Written instruction »
Scan the data below for the string "horizontal". Show every line where it turns up.

Extracted records »
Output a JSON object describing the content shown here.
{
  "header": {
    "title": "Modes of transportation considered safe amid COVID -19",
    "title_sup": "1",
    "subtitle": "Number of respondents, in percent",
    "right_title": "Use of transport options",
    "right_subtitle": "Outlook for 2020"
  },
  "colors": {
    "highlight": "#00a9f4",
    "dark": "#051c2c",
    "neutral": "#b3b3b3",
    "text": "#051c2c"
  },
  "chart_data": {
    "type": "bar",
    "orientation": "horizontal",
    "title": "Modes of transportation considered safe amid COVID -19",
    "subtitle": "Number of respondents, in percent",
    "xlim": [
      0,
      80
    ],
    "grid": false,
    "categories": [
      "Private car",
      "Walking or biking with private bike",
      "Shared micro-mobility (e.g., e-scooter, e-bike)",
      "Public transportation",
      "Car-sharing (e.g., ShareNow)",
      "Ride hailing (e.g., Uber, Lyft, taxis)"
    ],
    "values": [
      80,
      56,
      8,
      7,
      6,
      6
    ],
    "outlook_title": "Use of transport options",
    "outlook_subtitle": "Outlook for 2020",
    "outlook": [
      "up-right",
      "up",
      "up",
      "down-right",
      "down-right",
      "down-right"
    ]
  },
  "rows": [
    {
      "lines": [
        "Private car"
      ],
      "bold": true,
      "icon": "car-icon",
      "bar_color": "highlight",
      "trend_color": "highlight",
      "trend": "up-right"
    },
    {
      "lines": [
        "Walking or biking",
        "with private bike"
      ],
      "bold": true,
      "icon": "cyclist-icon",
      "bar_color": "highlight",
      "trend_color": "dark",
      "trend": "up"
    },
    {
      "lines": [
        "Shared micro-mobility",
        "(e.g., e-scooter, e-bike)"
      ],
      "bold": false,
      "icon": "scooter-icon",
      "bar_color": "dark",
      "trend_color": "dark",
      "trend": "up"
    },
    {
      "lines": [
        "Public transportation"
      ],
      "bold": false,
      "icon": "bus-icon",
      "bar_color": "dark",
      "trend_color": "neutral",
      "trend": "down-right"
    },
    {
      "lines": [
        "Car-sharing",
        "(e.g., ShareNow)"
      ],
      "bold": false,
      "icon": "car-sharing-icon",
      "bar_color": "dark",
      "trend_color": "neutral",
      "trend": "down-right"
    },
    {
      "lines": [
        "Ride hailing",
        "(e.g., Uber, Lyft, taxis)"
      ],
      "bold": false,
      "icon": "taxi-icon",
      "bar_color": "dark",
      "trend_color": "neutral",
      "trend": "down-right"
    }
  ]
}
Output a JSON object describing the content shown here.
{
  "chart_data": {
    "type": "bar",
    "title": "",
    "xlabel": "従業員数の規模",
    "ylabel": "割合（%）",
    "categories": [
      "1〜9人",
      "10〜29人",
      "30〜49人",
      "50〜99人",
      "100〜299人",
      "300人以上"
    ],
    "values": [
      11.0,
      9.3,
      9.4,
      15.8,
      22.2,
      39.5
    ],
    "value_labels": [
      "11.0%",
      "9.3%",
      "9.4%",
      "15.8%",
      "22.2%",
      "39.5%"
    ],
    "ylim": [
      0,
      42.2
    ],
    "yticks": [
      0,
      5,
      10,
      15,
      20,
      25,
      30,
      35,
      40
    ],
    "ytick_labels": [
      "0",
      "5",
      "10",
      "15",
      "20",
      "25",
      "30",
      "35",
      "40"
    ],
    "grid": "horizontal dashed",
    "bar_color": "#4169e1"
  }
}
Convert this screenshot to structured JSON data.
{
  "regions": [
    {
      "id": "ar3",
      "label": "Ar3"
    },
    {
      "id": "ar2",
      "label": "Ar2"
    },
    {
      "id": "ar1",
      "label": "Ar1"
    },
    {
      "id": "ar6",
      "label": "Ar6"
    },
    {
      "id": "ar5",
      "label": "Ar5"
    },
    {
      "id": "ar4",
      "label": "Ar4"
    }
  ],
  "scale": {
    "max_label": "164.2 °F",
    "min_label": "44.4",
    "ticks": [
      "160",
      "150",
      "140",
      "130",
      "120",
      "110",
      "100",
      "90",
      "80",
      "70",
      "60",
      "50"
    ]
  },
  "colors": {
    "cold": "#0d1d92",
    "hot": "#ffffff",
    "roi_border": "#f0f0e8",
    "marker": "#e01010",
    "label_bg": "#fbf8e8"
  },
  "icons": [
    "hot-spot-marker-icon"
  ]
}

Completed exercise »
    "orientation": "horizontal",
    "grid": "horizontal dashed",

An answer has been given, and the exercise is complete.